# SHORT PROBLEM
Repeat the whole of the data, keeping every detail the same.

# EXERCISE DATA
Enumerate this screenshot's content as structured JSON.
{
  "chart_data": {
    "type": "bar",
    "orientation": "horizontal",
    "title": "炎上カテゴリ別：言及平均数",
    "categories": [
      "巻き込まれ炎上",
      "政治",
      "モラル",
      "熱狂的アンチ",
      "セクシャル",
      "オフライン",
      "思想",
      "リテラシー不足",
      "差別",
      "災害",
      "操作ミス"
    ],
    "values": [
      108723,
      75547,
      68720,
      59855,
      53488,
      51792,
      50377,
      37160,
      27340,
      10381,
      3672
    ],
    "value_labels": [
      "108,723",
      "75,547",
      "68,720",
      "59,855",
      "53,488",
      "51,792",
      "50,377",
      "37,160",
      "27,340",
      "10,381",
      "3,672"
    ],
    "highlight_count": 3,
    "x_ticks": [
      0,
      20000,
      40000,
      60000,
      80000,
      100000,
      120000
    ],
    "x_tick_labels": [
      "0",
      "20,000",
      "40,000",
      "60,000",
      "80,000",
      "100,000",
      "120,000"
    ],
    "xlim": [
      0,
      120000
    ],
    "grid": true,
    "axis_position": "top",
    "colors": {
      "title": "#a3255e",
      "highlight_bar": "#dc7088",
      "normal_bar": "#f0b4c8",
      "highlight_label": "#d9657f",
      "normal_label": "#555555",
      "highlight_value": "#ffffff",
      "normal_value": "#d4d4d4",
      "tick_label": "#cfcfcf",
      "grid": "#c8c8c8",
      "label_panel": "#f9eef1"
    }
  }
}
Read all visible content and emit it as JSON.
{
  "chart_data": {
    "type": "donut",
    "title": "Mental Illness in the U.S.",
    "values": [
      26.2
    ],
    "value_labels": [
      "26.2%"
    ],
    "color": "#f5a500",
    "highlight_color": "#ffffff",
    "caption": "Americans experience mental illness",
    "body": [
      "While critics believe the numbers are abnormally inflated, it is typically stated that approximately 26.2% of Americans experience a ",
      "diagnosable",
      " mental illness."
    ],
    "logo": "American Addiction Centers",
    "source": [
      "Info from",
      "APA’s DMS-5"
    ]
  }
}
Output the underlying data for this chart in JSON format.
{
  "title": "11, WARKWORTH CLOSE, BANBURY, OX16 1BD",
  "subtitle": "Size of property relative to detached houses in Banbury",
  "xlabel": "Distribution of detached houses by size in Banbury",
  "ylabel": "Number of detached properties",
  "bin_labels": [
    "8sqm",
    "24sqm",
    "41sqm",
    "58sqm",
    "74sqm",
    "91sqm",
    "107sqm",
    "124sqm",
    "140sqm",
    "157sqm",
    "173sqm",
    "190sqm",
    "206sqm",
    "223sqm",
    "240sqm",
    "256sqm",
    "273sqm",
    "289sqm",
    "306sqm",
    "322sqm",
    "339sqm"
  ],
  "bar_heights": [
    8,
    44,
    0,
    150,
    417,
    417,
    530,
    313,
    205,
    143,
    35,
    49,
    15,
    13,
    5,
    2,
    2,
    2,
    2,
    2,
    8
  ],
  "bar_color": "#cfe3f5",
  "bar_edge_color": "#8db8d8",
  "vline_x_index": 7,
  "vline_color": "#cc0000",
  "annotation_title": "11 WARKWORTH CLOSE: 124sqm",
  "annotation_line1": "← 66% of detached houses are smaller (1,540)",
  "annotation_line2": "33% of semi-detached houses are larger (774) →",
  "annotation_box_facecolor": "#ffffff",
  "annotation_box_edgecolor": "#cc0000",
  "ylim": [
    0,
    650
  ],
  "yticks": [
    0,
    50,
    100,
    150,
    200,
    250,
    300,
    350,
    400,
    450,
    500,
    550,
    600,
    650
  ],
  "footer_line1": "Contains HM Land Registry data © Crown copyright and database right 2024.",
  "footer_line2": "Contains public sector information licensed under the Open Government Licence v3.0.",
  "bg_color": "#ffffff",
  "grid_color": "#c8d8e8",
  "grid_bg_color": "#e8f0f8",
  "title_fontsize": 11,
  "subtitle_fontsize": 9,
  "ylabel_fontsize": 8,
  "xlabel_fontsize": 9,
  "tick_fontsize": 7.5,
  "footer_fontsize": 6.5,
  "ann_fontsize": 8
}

# WRITTEN SOLUTION
Enumerate this screenshot's content as structured JSON.
{
  "chart_data": {
    "type": "bar",
    "orientation": "horizontal",
    "title": "炎上カテゴリ別：言及平均数",
    "categories": [
      "巻き込まれ炎上",
      "政治",
      "モラル",
      "熱狂的アンチ",
      "セクシャル",
      "オフライン",
      "思想",
      "リテラシー不足",
      "差別",
      "災害",
      "操作ミス"
    ],
    "values": [
      108723,
      75547,
      68720,
      59855,
      53488,
      51792,
      50377,
      37160,
      27340,
      10381,
      3672
    ],
    "value_labels": [
      "108,723",
      "75,547",
      "68,720",
      "59,855",
      "53,488",
      "51,792",
      "50,377",
      "37,160",
      "27,340",
      "10,381",
      "3,672"
    ],
    "highlight_count": 3,
    "x_ticks": [
      0,
      20000,
      40000,
      60000,
      80000,
      100000,
      120000
    ],
    "x_tick_labels": [
      "0",
      "20,000",
      "40,000",
      "60,000",
      "80,000",
      "100,000",
      "120,000"
    ],
    "xlim": [
      0,
      120000
    ],
    "grid": true,
    "axis_position": "top",
    "colors": {
      "title": "#a3255e",
      "highlight_bar": "#dc7088",
      "normal_bar": "#f0b4c8",
      "highlight_label": "#d9657f",
      "normal_label": "#555555",
      "highlight_value": "#ffffff",
      "normal_value": "#d4d4d4",
      "tick_label": "#cfcfcf",
      "grid": "#c8c8c8",
      "label_panel": "#f9eef1"
    }
  }
}
Read all visible content and emit it as JSON.
{
  "chart_data": {
    "type": "donut",
    "title": "Mental Illness in the U.S.",
    "values": [
      26.2
    ],
    "value_labels": [
      "26.2%"
    ],
    "color": "#f5a500",
    "highlight_color": "#ffffff",
    "caption": "Americans experience mental illness",
    "body": [
      "While critics believe the numbers are abnormally inflated, it is typically stated that approximately 26.2% of Americans experience a ",
      "diagnosable",
      " mental illness."
    ],
    "logo": "American Addiction Centers",
    "source": [
      "Info from",
      "APA’s DMS-5"
    ]
  }
}
Output the underlying data for this chart in JSON format.
{
  "title": "11, WARKWORTH CLOSE, BANBURY, OX16 1BD",
  "subtitle": "Size of property relative to detached houses in Banbury",
  "xlabel": "Distribution of detached houses by size in Banbury",
  "ylabel": "Number of detached properties",
  "bin_labels": [
    "8sqm",
    "24sqm",
    "41sqm",
    "58sqm",
    "74sqm",
    "91sqm",
    "107sqm",
    "124sqm",
    "140sqm",
    "157sqm",
    "173sqm",
    "190sqm",
    "206sqm",
    "223sqm",
    "240sqm",
    "256sqm",
    "273sqm",
    "289sqm",
    "306sqm",
    "322sqm",
    "339sqm"
  ],
  "bar_heights": [
    8,
    44,
    0,
    150,
    417,
    417,
    530,
    313,
    205,
    143,
    35,
    49,
    15,
    13,
    5,
    2,
    2,
    2,
    2,
    2,
    8
  ],
  "bar_color": "#cfe3f5",
  "bar_edge_color": "#8db8d8",
  "vline_x_index": 7,
  "vline_color": "#cc0000",
  "annotation_title": "11 WARKWORTH CLOSE: 124sqm",
  "annotation_line1": "← 66% of detached houses are smaller (1,540)",
  "annotation_line2": "33% of semi-detached houses are larger (774) →",
  "annotation_box_facecolor": "#ffffff",
  "annotation_box_edgecolor": "#cc0000",
  "ylim": [
    0,
    650
  ],
  "yticks": [
    0,
    50,
    100,
    150,
    200,
    250,
    300,
    350,
    400,
    450,
    500,
    550,
    600,
    650
  ],
  "footer_line1": "Contains HM Land Registry data © Crown copyright and database right 2024.",
  "footer_line2": "Contains public sector information licensed under the Open Government Licence v3.0.",
  "bg_color": "#ffffff",
  "grid_color": "#c8d8e8",
  "grid_bg_color": "#e8f0f8",
  "title_fontsize": 11,
  "subtitle_fontsize": 9,
  "ylabel_fontsize": 8,
  "xlabel_fontsize": 9,
  "tick_fontsize": 7.5,
  "footer_fontsize": 6.5,
  "ann_fontsize": 8
}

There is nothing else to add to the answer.